Task objective —
Lines containing the word "this" should be extracted in full.

--- Provided records ---

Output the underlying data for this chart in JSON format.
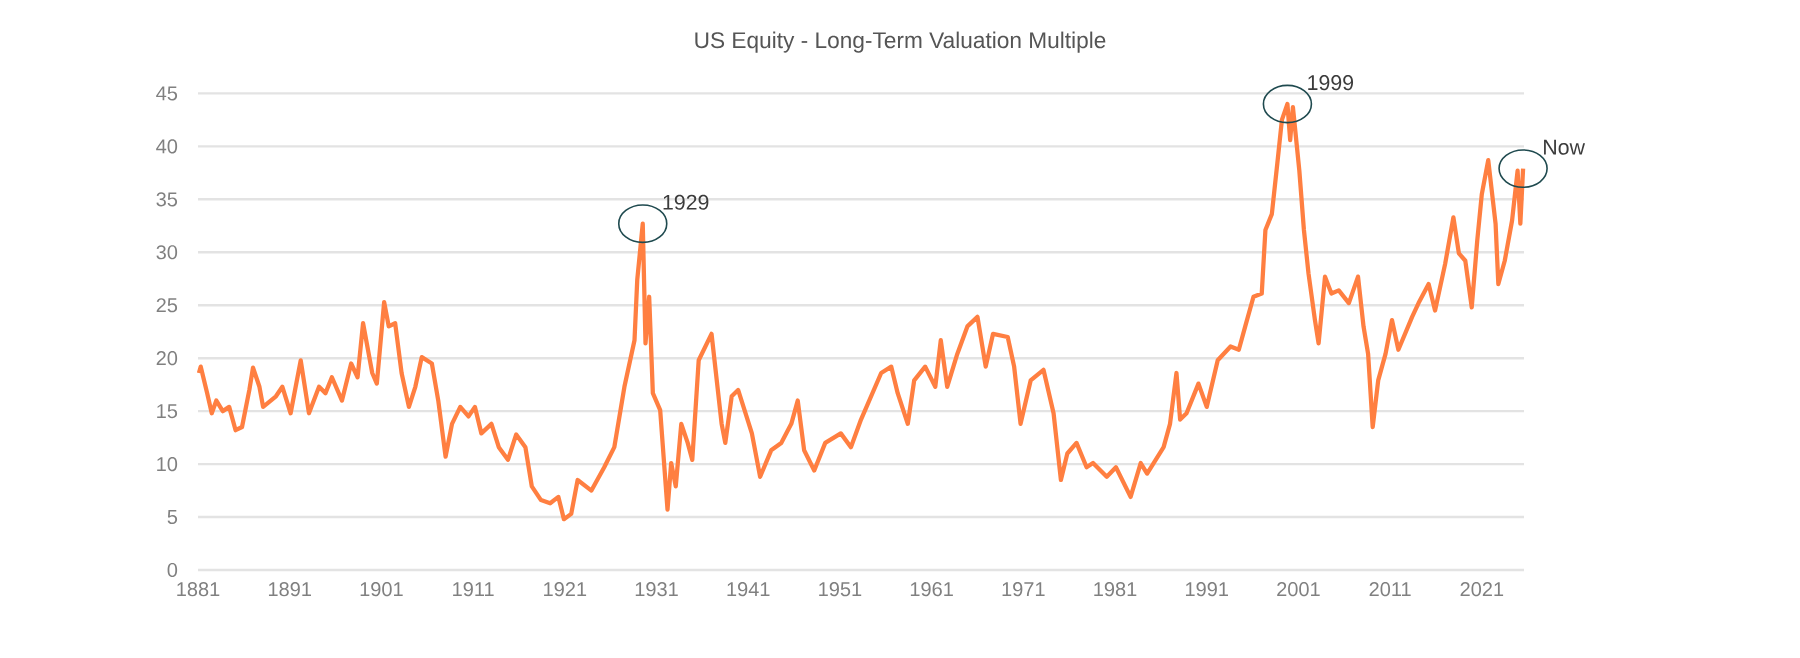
{
  "chart_data": {
    "type": "line",
    "title": "US Equity - Long-Term Valuation Multiple",
    "xlim": [
      1881,
      2025.6
    ],
    "ylim": [
      0,
      45
    ],
    "xticks": [
      1881,
      1891,
      1901,
      1911,
      1921,
      1931,
      1941,
      1951,
      1961,
      1971,
      1981,
      1991,
      2001,
      2011,
      2021
    ],
    "yticks": [
      0,
      5,
      10,
      15,
      20,
      25,
      30,
      35,
      40,
      45
    ],
    "grid": "y",
    "marker": "none",
    "line_style": "solid",
    "series": [
      {
        "color": "#ff7f41",
        "x": [
          1881.1,
          1881.3,
          1882.0,
          1882.5,
          1883.0,
          1883.7,
          1884.4,
          1885.1,
          1885.8,
          1886.6,
          1887.0,
          1887.7,
          1888.1,
          1889.5,
          1890.2,
          1891.1,
          1892.2,
          1893.1,
          1894.2,
          1894.9,
          1895.6,
          1896.7,
          1897.7,
          1898.4,
          1899.0,
          1900.0,
          1900.5,
          1901.3,
          1901.8,
          1902.5,
          1903.2,
          1904.0,
          1904.7,
          1905.4,
          1906.5,
          1907.2,
          1908.0,
          1908.7,
          1909.6,
          1910.5,
          1911.2,
          1911.9,
          1913.0,
          1913.8,
          1914.8,
          1915.7,
          1916.7,
          1917.4,
          1918.4,
          1919.4,
          1920.3,
          1920.9,
          1921.7,
          1922.4,
          1923.9,
          1925.3,
          1926.4,
          1927.5,
          1928.6,
          1928.9,
          1929.5,
          1929.8,
          1930.2,
          1930.6,
          1931.4,
          1932.2,
          1932.6,
          1933.1,
          1933.7,
          1934.4,
          1934.9,
          1935.6,
          1937.0,
          1938.1,
          1938.5,
          1939.2,
          1939.9,
          1940.6,
          1941.4,
          1942.3,
          1943.5,
          1944.6,
          1945.7,
          1946.4,
          1947.1,
          1948.2,
          1949.4,
          1951.1,
          1952.2,
          1953.3,
          1955.5,
          1956.6,
          1957.3,
          1958.4,
          1959.1,
          1960.3,
          1961.4,
          1962.0,
          1962.7,
          1963.8,
          1964.9,
          1966.0,
          1966.9,
          1967.7,
          1969.3,
          1970.0,
          1970.7,
          1971.8,
          1973.2,
          1974.3,
          1975.1,
          1975.8,
          1976.8,
          1977.9,
          1978.6,
          1980.1,
          1981.1,
          1982.7,
          1983.8,
          1984.5,
          1986.3,
          1987.0,
          1987.7,
          1988.1,
          1988.8,
          1990.1,
          1991.0,
          1992.2,
          1993.6,
          1994.5,
          1995.2,
          1996.1,
          1997.0,
          1997.4,
          1998.1,
          1998.7,
          1999.2,
          1999.8,
          2000.1,
          2000.4,
          2001.1,
          2001.6,
          2002.1,
          2002.8,
          2003.2,
          2003.9,
          2004.6,
          2005.4,
          2006.5,
          2007.5,
          2008.1,
          2008.6,
          2009.1,
          2009.7,
          2010.5,
          2011.2,
          2011.9,
          2013.4,
          2014.1,
          2015.2,
          2015.9,
          2017.0,
          2017.9,
          2018.5,
          2019.2,
          2019.9,
          2020.5,
          2021.0,
          2021.7,
          2022.5,
          2022.8,
          2023.5,
          2024.3,
          2024.9,
          2025.2,
          2025.5
        ],
        "values": [
          18.6,
          19.2,
          16.7,
          14.8,
          16.0,
          15.0,
          15.4,
          13.2,
          13.5,
          17.0,
          19.1,
          17.3,
          15.4,
          16.4,
          17.3,
          14.8,
          19.8,
          14.8,
          17.3,
          16.7,
          18.2,
          16.0,
          19.5,
          18.2,
          23.3,
          18.6,
          17.6,
          25.3,
          23.0,
          23.3,
          18.6,
          15.4,
          17.3,
          20.1,
          19.5,
          16.0,
          10.7,
          13.8,
          15.4,
          14.5,
          15.4,
          12.9,
          13.8,
          11.6,
          10.4,
          12.8,
          11.6,
          7.9,
          6.6,
          6.3,
          6.9,
          4.8,
          5.3,
          8.5,
          7.5,
          9.7,
          11.6,
          17.3,
          21.7,
          27.4,
          32.7,
          21.4,
          25.8,
          16.7,
          15.1,
          5.7,
          10.1,
          7.9,
          13.8,
          12.0,
          10.4,
          19.8,
          22.3,
          13.8,
          12.0,
          16.4,
          17.0,
          15.1,
          12.9,
          8.8,
          11.3,
          12.0,
          13.8,
          16.0,
          11.3,
          9.4,
          12.0,
          12.9,
          11.6,
          14.2,
          18.6,
          19.2,
          16.7,
          13.8,
          17.9,
          19.2,
          17.3,
          21.7,
          17.3,
          20.4,
          23.0,
          23.9,
          19.2,
          22.3,
          22.0,
          19.2,
          13.8,
          17.9,
          18.9,
          14.8,
          8.5,
          11.0,
          12.0,
          9.7,
          10.1,
          8.8,
          9.7,
          6.9,
          10.1,
          9.1,
          11.6,
          13.8,
          18.6,
          14.2,
          14.8,
          17.6,
          15.4,
          19.8,
          21.1,
          20.8,
          23.0,
          25.8,
          26.1,
          32.1,
          33.6,
          38.4,
          42.5,
          44.0,
          40.6,
          43.7,
          37.7,
          32.1,
          28.0,
          23.6,
          21.4,
          27.7,
          26.1,
          26.4,
          25.2,
          27.7,
          23.0,
          20.4,
          13.5,
          17.9,
          20.4,
          23.6,
          20.8,
          23.9,
          25.2,
          27.0,
          24.5,
          28.9,
          33.3,
          29.9,
          29.2,
          24.8,
          31.1,
          35.5,
          38.7,
          32.7,
          27.0,
          29.2,
          33.0,
          37.7,
          32.7,
          37.9
        ]
      }
    ],
    "annotations": [
      {
        "text": "1929",
        "x": 1929.5,
        "y": 32.7
      },
      {
        "text": "1999",
        "x": 1999.8,
        "y": 44.0
      },
      {
        "text": "Now",
        "x": 2025.5,
        "y": 37.9
      }
    ]
  }
}
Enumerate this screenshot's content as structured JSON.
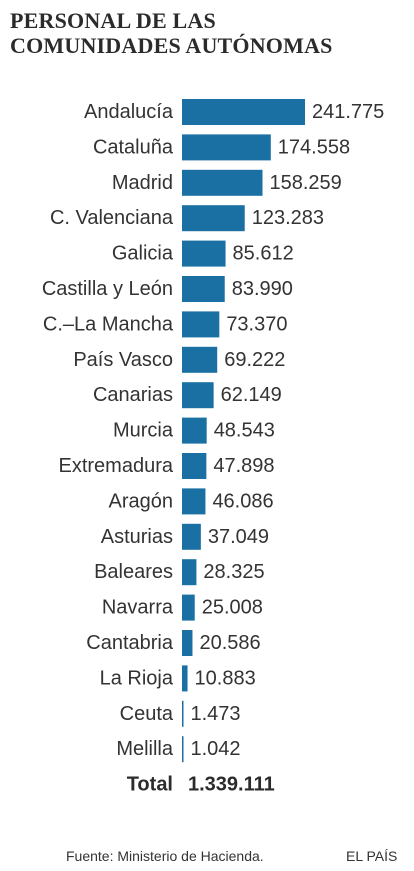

---

Result —
Output the underlying data for this chart in JSON format.
Enumerate this screenshot's content as structured JSON.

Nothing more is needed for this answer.